▶ **What to produce**
Each line that follows is to be retyped exactly.

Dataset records
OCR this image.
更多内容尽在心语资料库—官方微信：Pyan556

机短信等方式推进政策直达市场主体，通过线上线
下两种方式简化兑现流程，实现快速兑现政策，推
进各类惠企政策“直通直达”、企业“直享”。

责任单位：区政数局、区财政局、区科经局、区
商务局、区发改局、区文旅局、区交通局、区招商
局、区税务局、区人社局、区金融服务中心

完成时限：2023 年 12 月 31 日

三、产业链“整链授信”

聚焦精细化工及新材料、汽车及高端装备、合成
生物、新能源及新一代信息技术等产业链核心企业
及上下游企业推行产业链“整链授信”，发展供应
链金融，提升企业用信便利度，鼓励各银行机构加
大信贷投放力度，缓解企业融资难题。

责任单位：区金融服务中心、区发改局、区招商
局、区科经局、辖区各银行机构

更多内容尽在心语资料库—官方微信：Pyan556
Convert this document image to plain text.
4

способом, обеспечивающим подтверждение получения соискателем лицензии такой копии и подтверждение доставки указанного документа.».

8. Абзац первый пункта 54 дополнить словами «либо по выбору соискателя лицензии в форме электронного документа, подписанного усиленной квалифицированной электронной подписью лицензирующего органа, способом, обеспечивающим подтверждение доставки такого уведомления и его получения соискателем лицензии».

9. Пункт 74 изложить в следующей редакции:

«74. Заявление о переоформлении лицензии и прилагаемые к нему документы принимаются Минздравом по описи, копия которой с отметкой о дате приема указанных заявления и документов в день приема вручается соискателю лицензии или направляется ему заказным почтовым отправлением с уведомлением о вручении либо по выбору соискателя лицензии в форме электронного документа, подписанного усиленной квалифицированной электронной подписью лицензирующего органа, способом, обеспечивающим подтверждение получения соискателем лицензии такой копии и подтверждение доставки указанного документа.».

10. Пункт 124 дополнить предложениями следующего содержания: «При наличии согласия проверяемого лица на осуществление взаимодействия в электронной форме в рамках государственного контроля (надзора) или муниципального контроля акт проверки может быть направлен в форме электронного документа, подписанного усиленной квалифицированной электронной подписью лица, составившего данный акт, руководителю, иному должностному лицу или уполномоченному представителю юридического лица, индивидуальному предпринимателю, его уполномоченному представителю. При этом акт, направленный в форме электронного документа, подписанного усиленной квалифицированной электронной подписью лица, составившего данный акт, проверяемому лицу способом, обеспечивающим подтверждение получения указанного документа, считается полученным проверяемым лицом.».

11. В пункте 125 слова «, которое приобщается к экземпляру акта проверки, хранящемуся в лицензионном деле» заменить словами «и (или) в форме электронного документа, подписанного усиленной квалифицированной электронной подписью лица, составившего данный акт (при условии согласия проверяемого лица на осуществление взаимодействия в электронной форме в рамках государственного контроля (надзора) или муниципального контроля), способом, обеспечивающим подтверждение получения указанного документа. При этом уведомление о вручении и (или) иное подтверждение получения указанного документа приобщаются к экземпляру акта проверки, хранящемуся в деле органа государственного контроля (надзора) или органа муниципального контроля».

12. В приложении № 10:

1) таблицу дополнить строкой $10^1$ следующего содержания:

▶ **Finished task**
OCR this image.
更多内容尽在心语资料库—官方微信：Pyan556

机短信等方式推进政策直达市场主体，通过线上线
下两种方式简化兑现流程，实现快速兑现政策，推
进各类惠企政策“直通直达”、企业“直享”。

责任单位：区政数局、区财政局、区科经局、区
商务局、区发改局、区文旅局、区交通局、区招商
局、区税务局、区人社局、区金融服务中心

完成时限：2023 年 12 月 31 日

三、产业链“整链授信”

聚焦精细化工及新材料、汽车及高端装备、合成
生物、新能源及新一代信息技术等产业链核心企业
及上下游企业推行产业链“整链授信”，发展供应
链金融，提升企业用信便利度，鼓励各银行机构加
大信贷投放力度，缓解企业融资难题。

责任单位：区金融服务中心、区发改局、区招商
局、区科经局、辖区各银行机构

更多内容尽在心语资料库—官方微信：Pyan556
Convert this document image to plain text.
4

способом, обеспечивающим подтверждение получения соискателем лицензии такой копии и подтверждение доставки указанного документа.».

8. Абзац первый пункта 54 дополнить словами «либо по выбору соискателя лицензии в форме электронного документа, подписанного усиленной квалифицированной электронной подписью лицензирующего органа, способом, обеспечивающим подтверждение доставки такого уведомления и его получения соискателем лицензии».

9. Пункт 74 изложить в следующей редакции:

«74. Заявление о переоформлении лицензии и прилагаемые к нему документы принимаются Минздравом по описи, копия которой с отметкой о дате приема указанных заявления и документов в день приема вручается соискателю лицензии или направляется ему заказным почтовым отправлением с уведомлением о вручении либо по выбору соискателя лицензии в форме электронного документа, подписанного усиленной квалифицированной электронной подписью лицензирующего органа, способом, обеспечивающим подтверждение получения соискателем лицензии такой копии и подтверждение доставки указанного документа.».

10. Пункт 124 дополнить предложениями следующего содержания: «При наличии согласия проверяемого лица на осуществление взаимодействия в электронной форме в рамках государственного контроля (надзора) или муниципального контроля акт проверки может быть направлен в форме электронного документа, подписанного усиленной квалифицированной электронной подписью лица, составившего данный акт, руководителю, иному должностному лицу или уполномоченному представителю юридического лица, индивидуальному предпринимателю, его уполномоченному представителю. При этом акт, направленный в форме электронного документа, подписанного усиленной квалифицированной электронной подписью лица, составившего данный акт, проверяемому лицу способом, обеспечивающим подтверждение получения указанного документа, считается полученным проверяемым лицом.».

11. В пункте 125 слова «, которое приобщается к экземпляру акта проверки, хранящемуся в лицензионном деле» заменить словами «и (или) в форме электронного документа, подписанного усиленной квалифицированной электронной подписью лица, составившего данный акт (при условии согласия проверяемого лица на осуществление взаимодействия в электронной форме в рамках государственного контроля (надзора) или муниципального контроля), способом, обеспечивающим подтверждение получения указанного документа. При этом уведомление о вручении и (или) иное подтверждение получения указанного документа приобщаются к экземпляру акта проверки, хранящемуся в деле органа государственного контроля (надзора) или органа муниципального контроля».

12. В приложении № 10:

1) таблицу дополнить строкой $10^1$ следующего содержания:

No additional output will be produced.